● **TASK DETAILS**
Render the records below as a JSON list of strings, one string per line with blank lines omitted, covering the lines from the beginning of the records up to and including the line containing "noise-speck <box>447 362 449 364</box>".

(Coordinate annotation records)
* begin *
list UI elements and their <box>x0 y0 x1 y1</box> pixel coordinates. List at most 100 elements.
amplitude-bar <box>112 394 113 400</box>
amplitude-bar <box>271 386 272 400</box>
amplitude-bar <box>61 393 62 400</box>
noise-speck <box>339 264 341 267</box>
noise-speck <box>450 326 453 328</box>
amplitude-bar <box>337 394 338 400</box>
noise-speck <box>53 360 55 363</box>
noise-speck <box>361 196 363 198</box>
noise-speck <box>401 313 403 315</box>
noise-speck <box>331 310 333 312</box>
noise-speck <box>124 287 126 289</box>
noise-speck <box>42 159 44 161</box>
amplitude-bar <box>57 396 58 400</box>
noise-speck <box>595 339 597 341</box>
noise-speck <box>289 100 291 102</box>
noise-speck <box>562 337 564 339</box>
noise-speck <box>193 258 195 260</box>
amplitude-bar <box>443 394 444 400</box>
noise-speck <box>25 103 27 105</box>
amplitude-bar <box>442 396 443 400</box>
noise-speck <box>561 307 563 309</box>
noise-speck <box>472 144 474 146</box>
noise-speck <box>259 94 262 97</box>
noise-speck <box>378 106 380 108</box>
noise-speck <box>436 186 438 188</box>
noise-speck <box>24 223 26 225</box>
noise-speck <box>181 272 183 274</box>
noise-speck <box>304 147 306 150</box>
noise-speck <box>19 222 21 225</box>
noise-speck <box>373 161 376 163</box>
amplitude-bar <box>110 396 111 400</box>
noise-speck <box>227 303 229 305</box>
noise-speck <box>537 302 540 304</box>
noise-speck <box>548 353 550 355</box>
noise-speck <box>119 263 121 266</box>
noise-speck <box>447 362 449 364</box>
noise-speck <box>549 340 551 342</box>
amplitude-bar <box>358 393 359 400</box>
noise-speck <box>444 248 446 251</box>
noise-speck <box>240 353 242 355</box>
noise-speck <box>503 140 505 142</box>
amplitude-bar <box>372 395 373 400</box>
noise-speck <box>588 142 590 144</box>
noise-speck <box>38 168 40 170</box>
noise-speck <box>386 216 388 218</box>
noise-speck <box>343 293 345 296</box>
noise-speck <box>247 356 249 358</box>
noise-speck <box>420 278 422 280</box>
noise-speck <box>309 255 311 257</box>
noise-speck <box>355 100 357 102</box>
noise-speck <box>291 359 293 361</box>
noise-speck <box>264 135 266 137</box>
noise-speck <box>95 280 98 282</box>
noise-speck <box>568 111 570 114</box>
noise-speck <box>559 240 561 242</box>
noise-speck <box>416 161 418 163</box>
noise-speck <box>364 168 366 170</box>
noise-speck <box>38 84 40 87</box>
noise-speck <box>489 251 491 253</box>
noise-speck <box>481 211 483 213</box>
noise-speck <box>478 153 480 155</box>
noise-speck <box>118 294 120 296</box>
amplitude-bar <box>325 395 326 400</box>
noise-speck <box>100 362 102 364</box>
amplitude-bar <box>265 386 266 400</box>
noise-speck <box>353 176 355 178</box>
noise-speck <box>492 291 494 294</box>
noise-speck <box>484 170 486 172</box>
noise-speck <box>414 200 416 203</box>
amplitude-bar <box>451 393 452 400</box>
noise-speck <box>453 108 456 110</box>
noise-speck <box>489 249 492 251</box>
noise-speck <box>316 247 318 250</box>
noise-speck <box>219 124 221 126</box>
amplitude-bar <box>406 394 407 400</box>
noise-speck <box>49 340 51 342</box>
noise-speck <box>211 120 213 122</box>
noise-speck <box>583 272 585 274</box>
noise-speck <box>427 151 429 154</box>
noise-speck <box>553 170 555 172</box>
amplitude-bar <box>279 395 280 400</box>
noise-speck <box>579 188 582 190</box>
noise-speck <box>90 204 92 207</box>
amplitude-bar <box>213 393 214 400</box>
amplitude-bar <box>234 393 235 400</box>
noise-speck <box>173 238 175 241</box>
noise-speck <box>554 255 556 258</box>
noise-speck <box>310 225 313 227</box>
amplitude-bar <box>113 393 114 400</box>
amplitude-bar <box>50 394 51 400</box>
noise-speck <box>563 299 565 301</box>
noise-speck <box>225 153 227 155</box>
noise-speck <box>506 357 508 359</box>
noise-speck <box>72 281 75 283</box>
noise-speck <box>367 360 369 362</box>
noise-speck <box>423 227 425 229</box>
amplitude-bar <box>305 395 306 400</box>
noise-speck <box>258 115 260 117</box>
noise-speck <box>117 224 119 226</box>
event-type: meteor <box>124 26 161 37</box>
* end *
● **ANSWER TO THIS TASK**
[
  "list UI elements and their <box>x0 y0 x1 y1</box> pixel coordinates. List at most 100 elements.",
  "amplitude-bar <box>112 394 113 400</box>",
  "amplitude-bar <box>271 386 272 400</box>",
  "amplitude-bar <box>61 393 62 400</box>",
  "noise-speck <box>339 264 341 267</box>",
  "noise-speck <box>450 326 453 328</box>",
  "amplitude-bar <box>337 394 338 400</box>",
  "noise-speck <box>53 360 55 363</box>",
  "noise-speck <box>361 196 363 198</box>",
  "noise-speck <box>401 313 403 315</box>",
  "noise-speck <box>331 310 333 312</box>",
  "noise-speck <box>124 287 126 289</box>",
  "noise-speck <box>42 159 44 161</box>",
  "amplitude-bar <box>57 396 58 400</box>",
  "noise-speck <box>595 339 597 341</box>",
  "noise-speck <box>289 100 291 102</box>",
  "noise-speck <box>562 337 564 339</box>",
  "noise-speck <box>193 258 195 260</box>",
  "amplitude-bar <box>443 394 444 400</box>",
  "noise-speck <box>25 103 27 105</box>",
  "amplitude-bar <box>442 396 443 400</box>",
  "noise-speck <box>561 307 563 309</box>",
  "noise-speck <box>472 144 474 146</box>",
  "noise-speck <box>259 94 262 97</box>",
  "noise-speck <box>378 106 380 108</box>",
  "noise-speck <box>436 186 438 188</box>",
  "noise-speck <box>24 223 26 225</box>",
  "noise-speck <box>181 272 183 274</box>",
  "noise-speck <box>304 147 306 150</box>",
  "noise-speck <box>19 222 21 225</box>",
  "noise-speck <box>373 161 376 163</box>",
  "amplitude-bar <box>110 396 111 400</box>",
  "noise-speck <box>227 303 229 305</box>",
  "noise-speck <box>537 302 540 304</box>",
  "noise-speck <box>548 353 550 355</box>",
  "noise-speck <box>119 263 121 266</box>",
  "noise-speck <box>447 362 449 364</box>"
]